### Problem to solve
Extract each line where the string "Broletto" shows up.

### Data supplied

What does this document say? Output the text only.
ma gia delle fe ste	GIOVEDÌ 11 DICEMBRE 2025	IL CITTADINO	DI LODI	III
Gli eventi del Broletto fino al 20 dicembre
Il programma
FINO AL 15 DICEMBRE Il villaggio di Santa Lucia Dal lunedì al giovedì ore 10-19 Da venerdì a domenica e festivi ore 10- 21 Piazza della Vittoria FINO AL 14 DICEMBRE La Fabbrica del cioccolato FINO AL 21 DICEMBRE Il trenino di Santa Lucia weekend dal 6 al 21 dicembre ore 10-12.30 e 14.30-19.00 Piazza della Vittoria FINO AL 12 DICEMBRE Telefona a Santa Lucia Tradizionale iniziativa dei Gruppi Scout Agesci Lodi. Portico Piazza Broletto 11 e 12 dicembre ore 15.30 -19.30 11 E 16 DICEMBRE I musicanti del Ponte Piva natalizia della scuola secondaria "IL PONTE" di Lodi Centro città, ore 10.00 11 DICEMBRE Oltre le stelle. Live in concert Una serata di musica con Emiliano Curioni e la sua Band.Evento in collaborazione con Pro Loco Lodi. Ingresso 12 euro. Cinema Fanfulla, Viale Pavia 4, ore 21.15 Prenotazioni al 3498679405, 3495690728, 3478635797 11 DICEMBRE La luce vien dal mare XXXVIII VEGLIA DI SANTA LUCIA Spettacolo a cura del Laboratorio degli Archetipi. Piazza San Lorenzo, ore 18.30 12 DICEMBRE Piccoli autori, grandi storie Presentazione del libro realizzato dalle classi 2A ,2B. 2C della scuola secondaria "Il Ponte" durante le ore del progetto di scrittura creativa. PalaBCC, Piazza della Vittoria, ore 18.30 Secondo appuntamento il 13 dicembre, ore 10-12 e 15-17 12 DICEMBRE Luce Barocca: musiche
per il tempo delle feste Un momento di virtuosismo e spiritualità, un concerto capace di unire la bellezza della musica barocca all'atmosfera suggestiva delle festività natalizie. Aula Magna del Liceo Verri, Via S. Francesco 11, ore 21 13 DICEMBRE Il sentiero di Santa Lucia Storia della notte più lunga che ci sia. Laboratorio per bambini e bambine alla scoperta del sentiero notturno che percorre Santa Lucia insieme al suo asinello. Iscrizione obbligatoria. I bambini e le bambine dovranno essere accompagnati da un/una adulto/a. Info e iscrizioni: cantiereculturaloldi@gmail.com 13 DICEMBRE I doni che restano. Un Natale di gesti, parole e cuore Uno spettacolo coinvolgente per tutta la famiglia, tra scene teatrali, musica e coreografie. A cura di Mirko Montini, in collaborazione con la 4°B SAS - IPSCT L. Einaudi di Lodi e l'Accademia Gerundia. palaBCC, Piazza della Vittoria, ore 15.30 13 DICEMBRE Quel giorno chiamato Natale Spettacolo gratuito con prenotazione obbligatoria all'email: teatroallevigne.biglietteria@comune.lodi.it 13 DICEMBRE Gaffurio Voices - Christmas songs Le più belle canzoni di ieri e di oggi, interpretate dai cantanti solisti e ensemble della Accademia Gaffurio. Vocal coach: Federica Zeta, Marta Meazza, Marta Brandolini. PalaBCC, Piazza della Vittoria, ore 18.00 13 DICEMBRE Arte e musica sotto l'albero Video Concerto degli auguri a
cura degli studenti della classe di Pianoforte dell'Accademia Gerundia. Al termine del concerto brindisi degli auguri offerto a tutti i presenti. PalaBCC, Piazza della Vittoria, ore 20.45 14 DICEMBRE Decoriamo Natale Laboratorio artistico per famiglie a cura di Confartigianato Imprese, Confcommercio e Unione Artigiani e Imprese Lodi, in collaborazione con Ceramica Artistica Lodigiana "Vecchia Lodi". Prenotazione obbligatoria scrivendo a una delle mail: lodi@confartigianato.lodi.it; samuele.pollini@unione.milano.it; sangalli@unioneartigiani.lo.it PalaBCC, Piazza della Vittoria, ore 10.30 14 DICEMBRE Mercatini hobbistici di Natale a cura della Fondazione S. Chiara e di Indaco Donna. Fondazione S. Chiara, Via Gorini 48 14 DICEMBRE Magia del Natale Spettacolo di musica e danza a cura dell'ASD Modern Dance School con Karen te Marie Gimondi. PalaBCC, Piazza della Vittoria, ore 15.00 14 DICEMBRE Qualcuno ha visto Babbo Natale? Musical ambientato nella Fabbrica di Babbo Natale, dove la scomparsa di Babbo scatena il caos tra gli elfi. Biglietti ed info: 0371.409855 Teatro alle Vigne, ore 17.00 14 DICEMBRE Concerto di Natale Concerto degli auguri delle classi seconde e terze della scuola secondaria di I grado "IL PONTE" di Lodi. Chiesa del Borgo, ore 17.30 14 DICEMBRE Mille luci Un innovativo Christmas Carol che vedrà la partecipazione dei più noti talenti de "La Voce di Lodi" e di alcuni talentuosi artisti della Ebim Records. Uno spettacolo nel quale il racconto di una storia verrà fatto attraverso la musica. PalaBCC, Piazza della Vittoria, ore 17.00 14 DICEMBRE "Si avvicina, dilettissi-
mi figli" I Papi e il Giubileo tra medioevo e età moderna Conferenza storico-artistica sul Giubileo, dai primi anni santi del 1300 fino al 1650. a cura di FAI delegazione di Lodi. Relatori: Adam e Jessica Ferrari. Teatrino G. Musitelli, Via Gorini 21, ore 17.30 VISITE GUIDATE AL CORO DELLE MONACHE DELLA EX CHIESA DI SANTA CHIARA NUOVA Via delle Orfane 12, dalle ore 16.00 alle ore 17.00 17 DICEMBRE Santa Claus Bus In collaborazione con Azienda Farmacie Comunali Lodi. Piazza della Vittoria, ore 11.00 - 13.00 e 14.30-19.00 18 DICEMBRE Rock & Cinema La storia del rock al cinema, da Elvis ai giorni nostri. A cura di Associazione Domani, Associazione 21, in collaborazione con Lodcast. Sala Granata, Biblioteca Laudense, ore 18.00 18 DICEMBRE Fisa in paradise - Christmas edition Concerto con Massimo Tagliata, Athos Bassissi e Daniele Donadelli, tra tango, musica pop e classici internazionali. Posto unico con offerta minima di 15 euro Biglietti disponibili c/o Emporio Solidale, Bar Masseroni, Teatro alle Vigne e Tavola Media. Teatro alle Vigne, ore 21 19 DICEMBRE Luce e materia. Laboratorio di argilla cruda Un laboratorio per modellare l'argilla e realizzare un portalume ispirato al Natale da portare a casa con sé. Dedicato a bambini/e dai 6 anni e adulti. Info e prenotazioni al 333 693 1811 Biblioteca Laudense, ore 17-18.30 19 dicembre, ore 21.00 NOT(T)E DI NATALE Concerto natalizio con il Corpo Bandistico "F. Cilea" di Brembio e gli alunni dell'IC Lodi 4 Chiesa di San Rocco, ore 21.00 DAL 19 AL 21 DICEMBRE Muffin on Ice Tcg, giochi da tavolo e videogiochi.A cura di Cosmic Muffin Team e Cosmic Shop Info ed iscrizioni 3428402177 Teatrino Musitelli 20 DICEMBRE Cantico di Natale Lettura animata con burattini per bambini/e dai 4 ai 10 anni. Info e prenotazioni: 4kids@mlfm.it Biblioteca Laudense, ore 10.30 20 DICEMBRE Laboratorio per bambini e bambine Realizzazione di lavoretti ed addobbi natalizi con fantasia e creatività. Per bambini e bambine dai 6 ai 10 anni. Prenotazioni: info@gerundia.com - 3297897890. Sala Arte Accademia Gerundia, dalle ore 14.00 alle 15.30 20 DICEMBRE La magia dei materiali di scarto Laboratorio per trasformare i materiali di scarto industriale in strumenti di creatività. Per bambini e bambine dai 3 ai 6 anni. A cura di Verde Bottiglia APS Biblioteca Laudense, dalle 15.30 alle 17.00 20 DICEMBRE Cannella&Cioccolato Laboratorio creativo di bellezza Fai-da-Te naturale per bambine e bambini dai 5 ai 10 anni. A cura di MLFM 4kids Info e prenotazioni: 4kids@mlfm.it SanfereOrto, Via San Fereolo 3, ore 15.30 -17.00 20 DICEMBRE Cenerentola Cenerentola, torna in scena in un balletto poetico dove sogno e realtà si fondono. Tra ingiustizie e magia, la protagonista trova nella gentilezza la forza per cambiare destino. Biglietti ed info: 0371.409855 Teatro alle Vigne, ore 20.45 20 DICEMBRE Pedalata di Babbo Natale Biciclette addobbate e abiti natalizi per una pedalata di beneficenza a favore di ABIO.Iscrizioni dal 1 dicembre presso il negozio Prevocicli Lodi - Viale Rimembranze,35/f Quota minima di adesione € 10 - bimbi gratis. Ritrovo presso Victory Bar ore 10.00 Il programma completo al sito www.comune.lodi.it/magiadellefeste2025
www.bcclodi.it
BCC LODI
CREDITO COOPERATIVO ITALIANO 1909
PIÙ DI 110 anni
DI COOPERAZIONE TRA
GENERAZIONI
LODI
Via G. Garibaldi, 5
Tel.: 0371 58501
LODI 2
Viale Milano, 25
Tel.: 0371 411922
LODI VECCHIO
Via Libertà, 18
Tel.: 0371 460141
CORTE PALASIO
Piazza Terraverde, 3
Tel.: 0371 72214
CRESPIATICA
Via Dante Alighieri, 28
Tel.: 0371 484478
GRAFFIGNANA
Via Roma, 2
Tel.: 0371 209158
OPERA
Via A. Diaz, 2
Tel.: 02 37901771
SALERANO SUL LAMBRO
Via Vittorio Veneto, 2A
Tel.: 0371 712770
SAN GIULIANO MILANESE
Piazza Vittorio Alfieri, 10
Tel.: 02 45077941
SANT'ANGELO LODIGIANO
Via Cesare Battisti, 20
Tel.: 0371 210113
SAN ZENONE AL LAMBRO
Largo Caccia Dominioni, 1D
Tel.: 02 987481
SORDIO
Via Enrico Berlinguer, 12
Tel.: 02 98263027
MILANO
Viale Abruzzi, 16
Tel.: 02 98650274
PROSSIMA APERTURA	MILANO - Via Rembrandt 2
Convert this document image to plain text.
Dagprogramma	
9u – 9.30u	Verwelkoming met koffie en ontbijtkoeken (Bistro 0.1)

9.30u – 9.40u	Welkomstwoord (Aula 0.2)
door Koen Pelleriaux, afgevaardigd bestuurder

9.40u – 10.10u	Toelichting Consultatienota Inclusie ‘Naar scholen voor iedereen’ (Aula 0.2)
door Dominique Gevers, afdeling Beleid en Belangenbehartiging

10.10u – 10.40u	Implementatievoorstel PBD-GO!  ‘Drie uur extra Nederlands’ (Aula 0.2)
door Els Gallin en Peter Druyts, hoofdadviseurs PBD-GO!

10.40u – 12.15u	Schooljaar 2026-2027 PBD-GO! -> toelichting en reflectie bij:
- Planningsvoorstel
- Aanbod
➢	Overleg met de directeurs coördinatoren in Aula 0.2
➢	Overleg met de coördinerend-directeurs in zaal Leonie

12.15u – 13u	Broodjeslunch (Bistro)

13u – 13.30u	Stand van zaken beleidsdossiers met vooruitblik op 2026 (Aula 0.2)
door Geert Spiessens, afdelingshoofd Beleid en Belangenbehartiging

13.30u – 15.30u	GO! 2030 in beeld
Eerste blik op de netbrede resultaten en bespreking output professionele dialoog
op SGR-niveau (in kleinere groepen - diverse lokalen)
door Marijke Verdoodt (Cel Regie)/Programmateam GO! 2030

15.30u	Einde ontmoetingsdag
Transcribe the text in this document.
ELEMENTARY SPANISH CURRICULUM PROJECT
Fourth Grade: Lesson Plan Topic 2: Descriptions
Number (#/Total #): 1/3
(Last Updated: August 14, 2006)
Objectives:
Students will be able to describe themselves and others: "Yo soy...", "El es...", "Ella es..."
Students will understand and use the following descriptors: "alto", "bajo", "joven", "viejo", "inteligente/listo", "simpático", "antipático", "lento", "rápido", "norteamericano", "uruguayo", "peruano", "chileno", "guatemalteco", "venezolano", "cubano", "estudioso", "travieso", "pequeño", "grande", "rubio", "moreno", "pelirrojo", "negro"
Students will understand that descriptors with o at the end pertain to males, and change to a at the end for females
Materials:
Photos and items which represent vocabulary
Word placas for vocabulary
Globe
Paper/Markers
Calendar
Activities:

### Response
Gli eventi del Broletto fino al 20 dicembre
FINO AL 15 DICEMBRE Il villaggio di Santa Lucia Dal lunedì al giovedì ore 10-19 Da venerdì a domenica e festivi ore 10- 21 Piazza della Vittoria FINO AL 14 DICEMBRE La Fabbrica del cioccolato FINO AL 21 DICEMBRE Il trenino di Santa Lucia weekend dal 6 al 21 dicembre ore 10-12.30 e 14.30-19.00 Piazza della Vittoria FINO AL 12 DICEMBRE Telefona a Santa Lucia Tradizionale iniziativa dei Gruppi Scout Agesci Lodi. Portico Piazza Broletto 11 e 12 dicembre ore 15.30 -19.30 11 E 16 DICEMBRE I musicanti del Ponte Piva natalizia della scuola secondaria "IL PONTE" di Lodi Centro città, ore 10.00 11 DICEMBRE Oltre le stelle. Live in concert Una serata di musica con Emiliano Curioni e la sua Band.Evento in collaborazione con Pro Loco Lodi. Ingresso 12 euro. Cinema Fanfulla, Viale Pavia 4, ore 21.15 Prenotazioni al 3498679405, 3495690728, 3478635797 11 DICEMBRE La luce vien dal mare XXXVIII VEGLIA DI SANTA LUCIA Spettacolo a cura del Laboratorio degli Archetipi. Piazza San Lorenzo, ore 18.30 12 DICEMBRE Piccoli autori, grandi storie Presentazione del libro realizzato dalle classi 2A ,2B. 2C della scuola secondaria "Il Ponte" durante le ore del progetto di scrittura creativa. PalaBCC, Piazza della Vittoria, ore 18.30 Secondo appuntamento il 13 dicembre, ore 10-12 e 15-17 12 DICEMBRE Luce Barocca: musiche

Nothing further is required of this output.